__Set task__: In the records below, pick out all lines containing the word "如需改动".

Collection entries:
= = = =
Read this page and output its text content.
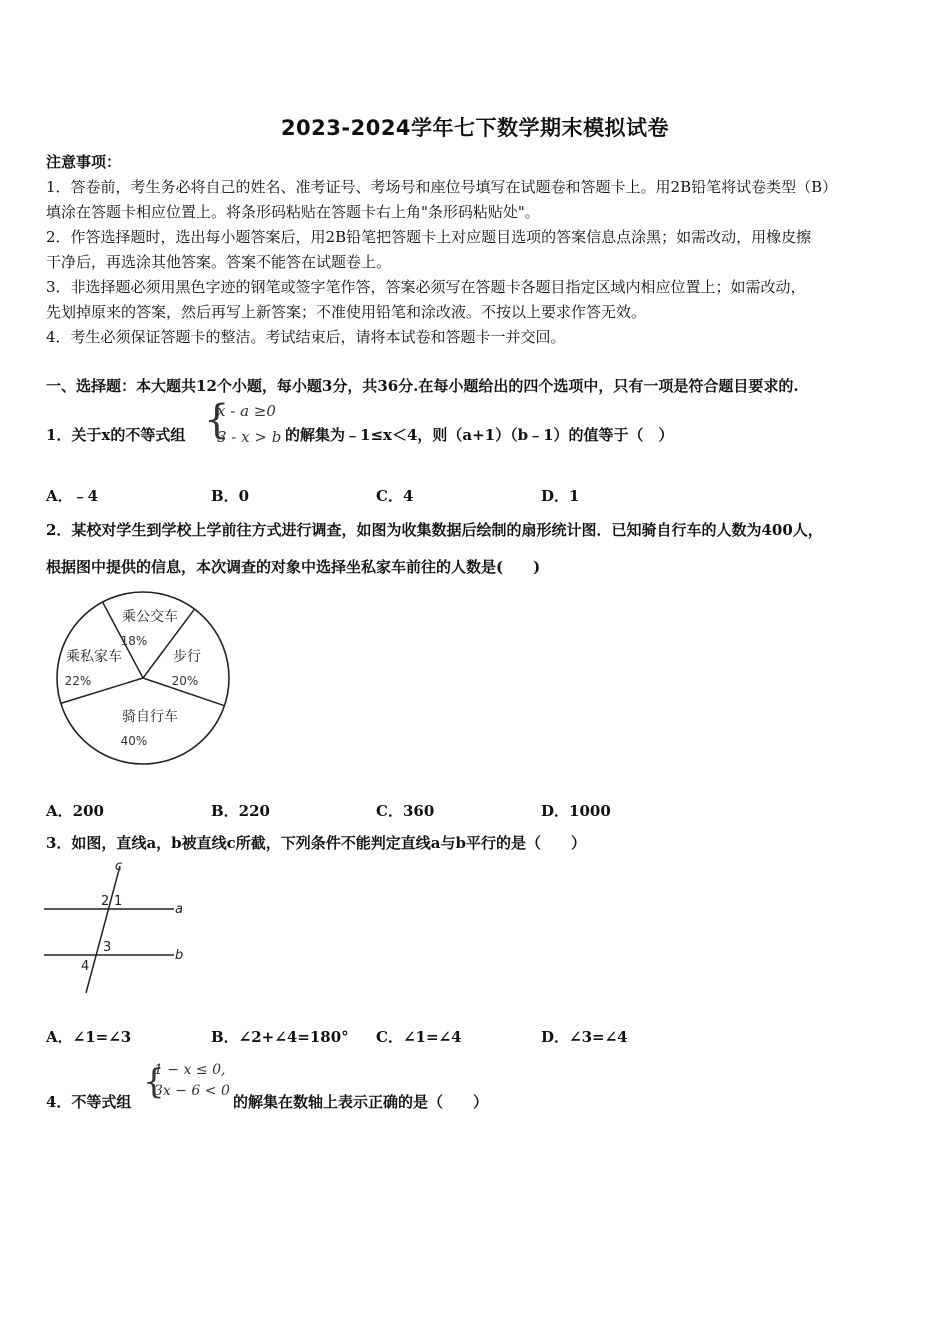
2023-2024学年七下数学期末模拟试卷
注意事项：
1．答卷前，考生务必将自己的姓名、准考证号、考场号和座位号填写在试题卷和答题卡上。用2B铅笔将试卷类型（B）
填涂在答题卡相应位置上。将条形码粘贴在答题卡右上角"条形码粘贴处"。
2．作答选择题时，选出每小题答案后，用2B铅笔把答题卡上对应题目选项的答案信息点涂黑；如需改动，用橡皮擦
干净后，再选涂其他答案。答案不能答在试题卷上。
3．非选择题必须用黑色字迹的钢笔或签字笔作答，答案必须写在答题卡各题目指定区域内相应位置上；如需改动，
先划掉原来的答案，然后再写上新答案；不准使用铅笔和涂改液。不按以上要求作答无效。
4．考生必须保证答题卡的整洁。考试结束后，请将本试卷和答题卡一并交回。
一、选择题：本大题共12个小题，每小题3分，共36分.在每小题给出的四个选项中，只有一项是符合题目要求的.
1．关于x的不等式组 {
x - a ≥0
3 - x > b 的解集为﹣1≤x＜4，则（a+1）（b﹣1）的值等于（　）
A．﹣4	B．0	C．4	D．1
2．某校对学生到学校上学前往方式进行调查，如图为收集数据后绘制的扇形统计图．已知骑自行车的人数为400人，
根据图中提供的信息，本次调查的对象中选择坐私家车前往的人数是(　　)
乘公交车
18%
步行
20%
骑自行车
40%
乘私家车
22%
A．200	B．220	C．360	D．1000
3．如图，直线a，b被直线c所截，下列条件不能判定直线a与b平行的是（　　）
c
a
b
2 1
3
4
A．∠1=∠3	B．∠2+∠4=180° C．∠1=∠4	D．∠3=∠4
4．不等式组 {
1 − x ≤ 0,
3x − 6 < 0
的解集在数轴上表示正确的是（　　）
= = = =
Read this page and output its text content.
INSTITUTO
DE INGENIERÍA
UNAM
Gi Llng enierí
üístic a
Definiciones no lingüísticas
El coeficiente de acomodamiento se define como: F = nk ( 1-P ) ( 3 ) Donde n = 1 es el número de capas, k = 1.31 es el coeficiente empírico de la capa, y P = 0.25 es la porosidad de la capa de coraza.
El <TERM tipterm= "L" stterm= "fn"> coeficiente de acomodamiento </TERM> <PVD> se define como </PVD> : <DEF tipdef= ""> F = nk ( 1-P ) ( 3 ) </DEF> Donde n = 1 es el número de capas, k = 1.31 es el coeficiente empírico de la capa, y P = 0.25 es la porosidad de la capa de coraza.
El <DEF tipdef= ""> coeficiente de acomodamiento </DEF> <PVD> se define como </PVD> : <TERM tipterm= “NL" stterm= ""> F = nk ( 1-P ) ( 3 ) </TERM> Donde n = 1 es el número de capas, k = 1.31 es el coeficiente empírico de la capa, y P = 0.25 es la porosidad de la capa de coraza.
= = = =
__Completed exercise__:
2．作答选择题时，选出每小题答案后，用2B铅笔把答题卡上对应题目选项的答案信息点涂黑；如需改动，用橡皮擦
3．非选择题必须用黑色字迹的钢笔或签字笔作答，答案必须写在答题卡各题目指定区域内相应位置上；如需改动，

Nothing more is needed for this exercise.